Written instruction: The records below must be transcribed exactly. Do not include the pictures.

Dataset records:
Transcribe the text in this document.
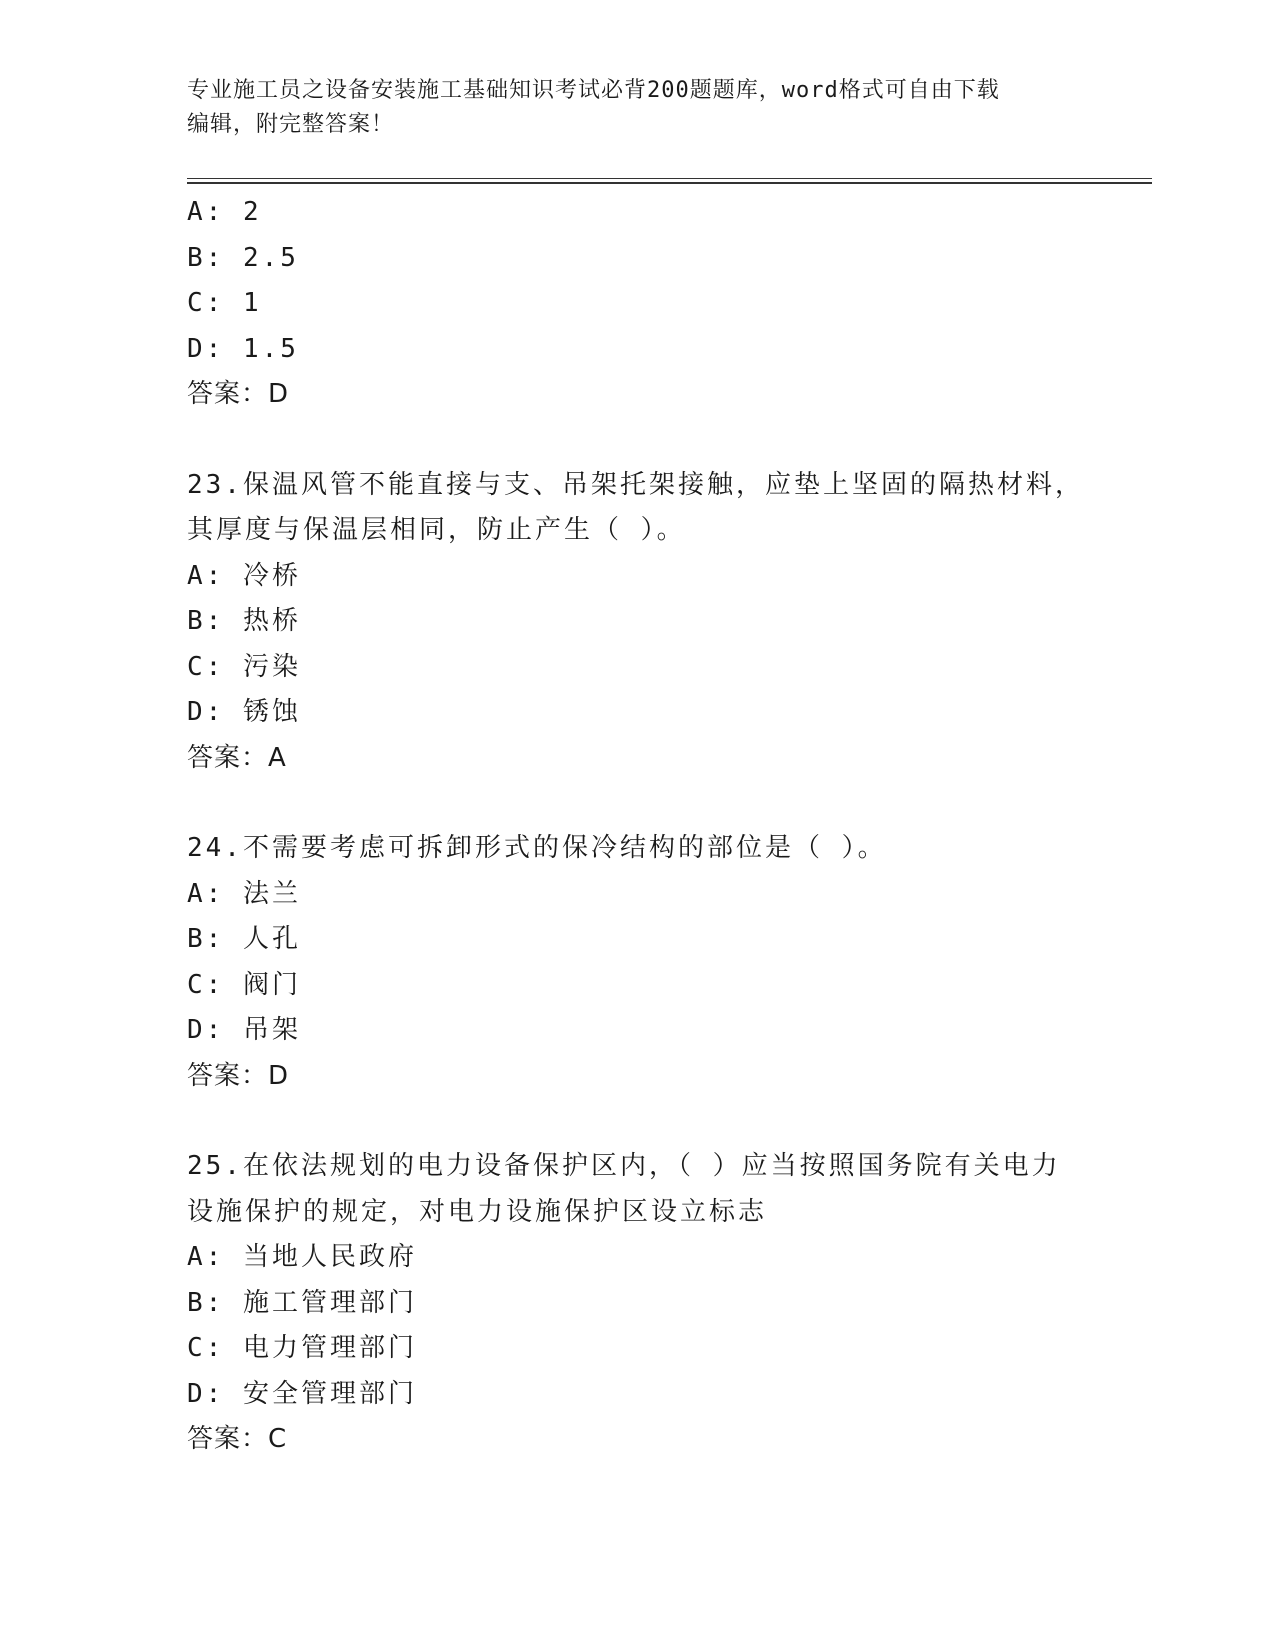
专业施工员之设备安装施工基础知识考试必背200题题库，word格式可自由下载
编辑，附完整答案！
A: 2
B: 2.5
C: 1
D: 1.5
答案：D
23.保温风管不能直接与支、吊架托架接触，应垫上坚固的隔热材料，
其厚度与保温层相同，防止产生（ ）。
A: 冷桥
B: 热桥
C: 污染
D: 锈蚀
答案：A
24.不需要考虑可拆卸形式的保冷结构的部位是（ ）。
A: 法兰
B: 人孔
C: 阀门
D: 吊架
答案：D
25.在依法规划的电力设备保护区内，（ ）应当按照国务院有关电力
设施保护的规定，对电力设施保护区设立标志
A: 当地人民政府
B: 施工管理部门
C: 电力管理部门
D: 安全管理部门
答案：C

The completed task:
Transcribe the text in this document.
专业施工员之设备安装施工基础知识考试必背200题题库，word格式可自由下载
编辑，附完整答案！
A: 2
B: 2.5
C: 1
D: 1.5
答案：D
23.保温风管不能直接与支、吊架托架接触，应垫上坚固的隔热材料，
其厚度与保温层相同，防止产生（ ）。
A: 冷桥
B: 热桥
C: 污染
D: 锈蚀
答案：A
24.不需要考虑可拆卸形式的保冷结构的部位是（ ）。
A: 法兰
B: 人孔
C: 阀门
D: 吊架
答案：D
25.在依法规划的电力设备保护区内，（ ）应当按照国务院有关电力
设施保护的规定，对电力设施保护区设立标志
A: 当地人民政府
B: 施工管理部门
C: 电力管理部门
D: 安全管理部门
答案：C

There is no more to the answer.